Raw records:

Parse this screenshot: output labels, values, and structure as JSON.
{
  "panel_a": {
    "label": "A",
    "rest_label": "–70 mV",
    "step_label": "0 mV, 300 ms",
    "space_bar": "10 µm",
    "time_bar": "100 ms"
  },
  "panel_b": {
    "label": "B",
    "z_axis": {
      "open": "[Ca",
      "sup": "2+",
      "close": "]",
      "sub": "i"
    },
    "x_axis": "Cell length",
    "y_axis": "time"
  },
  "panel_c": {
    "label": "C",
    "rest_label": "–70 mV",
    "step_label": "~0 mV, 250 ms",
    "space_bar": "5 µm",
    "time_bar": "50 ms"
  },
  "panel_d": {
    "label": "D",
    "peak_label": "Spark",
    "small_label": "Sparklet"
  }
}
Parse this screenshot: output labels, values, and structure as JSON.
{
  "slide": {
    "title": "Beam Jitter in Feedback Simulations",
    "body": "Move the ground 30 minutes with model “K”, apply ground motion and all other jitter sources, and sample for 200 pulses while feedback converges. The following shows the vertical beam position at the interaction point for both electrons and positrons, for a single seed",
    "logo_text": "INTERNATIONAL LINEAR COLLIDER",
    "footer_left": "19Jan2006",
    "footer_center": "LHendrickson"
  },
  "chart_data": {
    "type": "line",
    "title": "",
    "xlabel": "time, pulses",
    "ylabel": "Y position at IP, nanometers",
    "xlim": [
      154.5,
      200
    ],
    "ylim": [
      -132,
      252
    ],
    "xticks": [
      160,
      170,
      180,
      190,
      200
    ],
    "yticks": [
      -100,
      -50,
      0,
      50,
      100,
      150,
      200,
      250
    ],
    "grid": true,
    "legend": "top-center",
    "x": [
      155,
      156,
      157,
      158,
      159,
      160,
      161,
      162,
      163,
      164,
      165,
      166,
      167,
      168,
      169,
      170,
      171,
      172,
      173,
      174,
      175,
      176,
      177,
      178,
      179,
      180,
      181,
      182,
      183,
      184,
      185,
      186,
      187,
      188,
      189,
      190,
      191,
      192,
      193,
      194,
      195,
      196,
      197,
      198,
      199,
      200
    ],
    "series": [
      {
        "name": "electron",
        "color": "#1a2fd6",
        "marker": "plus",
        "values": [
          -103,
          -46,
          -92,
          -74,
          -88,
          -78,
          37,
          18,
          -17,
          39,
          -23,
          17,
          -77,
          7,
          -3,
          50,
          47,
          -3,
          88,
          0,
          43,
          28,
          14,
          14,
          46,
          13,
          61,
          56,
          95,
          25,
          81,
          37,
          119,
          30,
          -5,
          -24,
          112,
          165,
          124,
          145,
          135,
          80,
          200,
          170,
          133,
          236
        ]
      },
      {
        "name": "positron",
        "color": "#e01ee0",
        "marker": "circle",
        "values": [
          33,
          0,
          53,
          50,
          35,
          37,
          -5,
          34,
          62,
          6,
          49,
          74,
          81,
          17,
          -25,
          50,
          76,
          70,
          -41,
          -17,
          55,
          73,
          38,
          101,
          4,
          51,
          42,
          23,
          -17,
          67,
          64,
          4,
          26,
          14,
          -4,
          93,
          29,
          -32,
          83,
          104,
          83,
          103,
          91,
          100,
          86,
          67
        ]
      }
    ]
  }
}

...

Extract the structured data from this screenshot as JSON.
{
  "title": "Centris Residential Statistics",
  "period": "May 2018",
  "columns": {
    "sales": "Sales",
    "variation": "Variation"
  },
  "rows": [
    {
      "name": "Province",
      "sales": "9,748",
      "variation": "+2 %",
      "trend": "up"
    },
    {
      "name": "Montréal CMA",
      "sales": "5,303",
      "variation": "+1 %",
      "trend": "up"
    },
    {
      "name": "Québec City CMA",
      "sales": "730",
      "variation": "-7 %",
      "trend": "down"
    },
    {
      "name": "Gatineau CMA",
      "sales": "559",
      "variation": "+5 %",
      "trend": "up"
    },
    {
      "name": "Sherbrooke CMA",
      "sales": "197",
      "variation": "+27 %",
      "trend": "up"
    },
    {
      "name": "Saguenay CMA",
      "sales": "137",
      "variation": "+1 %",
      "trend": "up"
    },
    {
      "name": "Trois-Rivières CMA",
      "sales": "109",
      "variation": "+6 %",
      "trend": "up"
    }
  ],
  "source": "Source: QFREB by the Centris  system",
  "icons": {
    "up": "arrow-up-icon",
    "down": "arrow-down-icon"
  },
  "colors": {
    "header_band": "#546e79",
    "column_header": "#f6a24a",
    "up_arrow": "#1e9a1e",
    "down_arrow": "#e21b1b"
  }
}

What this task involves: Copy every line in the listing above where the string "position" turns up.

Answer to this problem:
    "body": "Move the ground 30 minutes with model “K”, apply ground motion and all other jitter sources, and sample for 200 pulses while feedback converges. The following shows the vertical beam position at the interaction point for both electrons and positrons, for a single seed",
    "ylabel": "Y position at IP, nanometers",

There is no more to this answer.